-- start MATERIAL FOR THIS EXERCISE --
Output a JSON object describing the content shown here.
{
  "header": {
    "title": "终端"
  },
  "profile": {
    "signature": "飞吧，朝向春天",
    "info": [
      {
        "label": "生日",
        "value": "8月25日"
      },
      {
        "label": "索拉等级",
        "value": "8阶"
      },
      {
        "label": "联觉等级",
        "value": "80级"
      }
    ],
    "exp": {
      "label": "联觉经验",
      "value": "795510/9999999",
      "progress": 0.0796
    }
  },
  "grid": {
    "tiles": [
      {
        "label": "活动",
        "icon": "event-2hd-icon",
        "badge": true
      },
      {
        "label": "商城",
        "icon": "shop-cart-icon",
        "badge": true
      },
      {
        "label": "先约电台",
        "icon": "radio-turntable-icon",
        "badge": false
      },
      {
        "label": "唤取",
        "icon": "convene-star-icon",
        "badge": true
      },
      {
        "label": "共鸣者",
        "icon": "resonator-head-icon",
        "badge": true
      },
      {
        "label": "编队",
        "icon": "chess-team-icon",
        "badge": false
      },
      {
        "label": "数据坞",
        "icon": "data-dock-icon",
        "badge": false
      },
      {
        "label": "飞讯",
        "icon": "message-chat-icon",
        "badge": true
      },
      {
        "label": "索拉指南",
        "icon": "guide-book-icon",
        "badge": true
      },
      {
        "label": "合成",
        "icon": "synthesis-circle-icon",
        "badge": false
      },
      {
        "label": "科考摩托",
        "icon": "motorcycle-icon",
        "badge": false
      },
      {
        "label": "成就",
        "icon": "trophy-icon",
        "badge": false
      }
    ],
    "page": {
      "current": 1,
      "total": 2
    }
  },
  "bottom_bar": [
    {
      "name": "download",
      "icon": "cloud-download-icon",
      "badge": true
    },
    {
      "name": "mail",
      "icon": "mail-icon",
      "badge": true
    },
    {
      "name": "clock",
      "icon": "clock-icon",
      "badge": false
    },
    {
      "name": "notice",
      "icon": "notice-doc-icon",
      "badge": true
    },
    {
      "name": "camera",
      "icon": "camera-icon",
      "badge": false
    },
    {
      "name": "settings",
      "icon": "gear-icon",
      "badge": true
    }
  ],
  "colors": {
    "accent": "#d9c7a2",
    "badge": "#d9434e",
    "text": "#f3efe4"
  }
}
-- end MATERIAL FOR THIS EXERCISE --
▶ **SET PROBLEM**
Please quote the data above in full, with no line missing.

▶ **ANSWER BELOW**
Output a JSON object describing the content shown here.
{
  "header": {
    "title": "终端"
  },
  "profile": {
    "signature": "飞吧，朝向春天",
    "info": [
      {
        "label": "生日",
        "value": "8月25日"
      },
      {
        "label": "索拉等级",
        "value": "8阶"
      },
      {
        "label": "联觉等级",
        "value": "80级"
      }
    ],
    "exp": {
      "label": "联觉经验",
      "value": "795510/9999999",
      "progress": 0.0796
    }
  },
  "grid": {
    "tiles": [
      {
        "label": "活动",
        "icon": "event-2hd-icon",
        "badge": true
      },
      {
        "label": "商城",
        "icon": "shop-cart-icon",
        "badge": true
      },
      {
        "label": "先约电台",
        "icon": "radio-turntable-icon",
        "badge": false
      },
      {
        "label": "唤取",
        "icon": "convene-star-icon",
        "badge": true
      },
      {
        "label": "共鸣者",
        "icon": "resonator-head-icon",
        "badge": true
      },
      {
        "label": "编队",
        "icon": "chess-team-icon",
        "badge": false
      },
      {
        "label": "数据坞",
        "icon": "data-dock-icon",
        "badge": false
      },
      {
        "label": "飞讯",
        "icon": "message-chat-icon",
        "badge": true
      },
      {
        "label": "索拉指南",
        "icon": "guide-book-icon",
        "badge": true
      },
      {
        "label": "合成",
        "icon": "synthesis-circle-icon",
        "badge": false
      },
      {
        "label": "科考摩托",
        "icon": "motorcycle-icon",
        "badge": false
      },
      {
        "label": "成就",
        "icon": "trophy-icon",
        "badge": false
      }
    ],
    "page": {
      "current": 1,
      "total": 2
    }
  },
  "bottom_bar": [
    {
      "name": "download",
      "icon": "cloud-download-icon",
      "badge": true
    },
    {
      "name": "mail",
      "icon": "mail-icon",
      "badge": true
    },
    {
      "name": "clock",
      "icon": "clock-icon",
      "badge": false
    },
    {
      "name": "notice",
      "icon": "notice-doc-icon",
      "badge": true
    },
    {
      "name": "camera",
      "icon": "camera-icon",
      "badge": false
    },
    {
      "name": "settings",
      "icon": "gear-icon",
      "badge": true
    }
  ],
  "colors": {
    "accent": "#d9c7a2",
    "badge": "#d9434e",
    "text": "#f3efe4"
  }
}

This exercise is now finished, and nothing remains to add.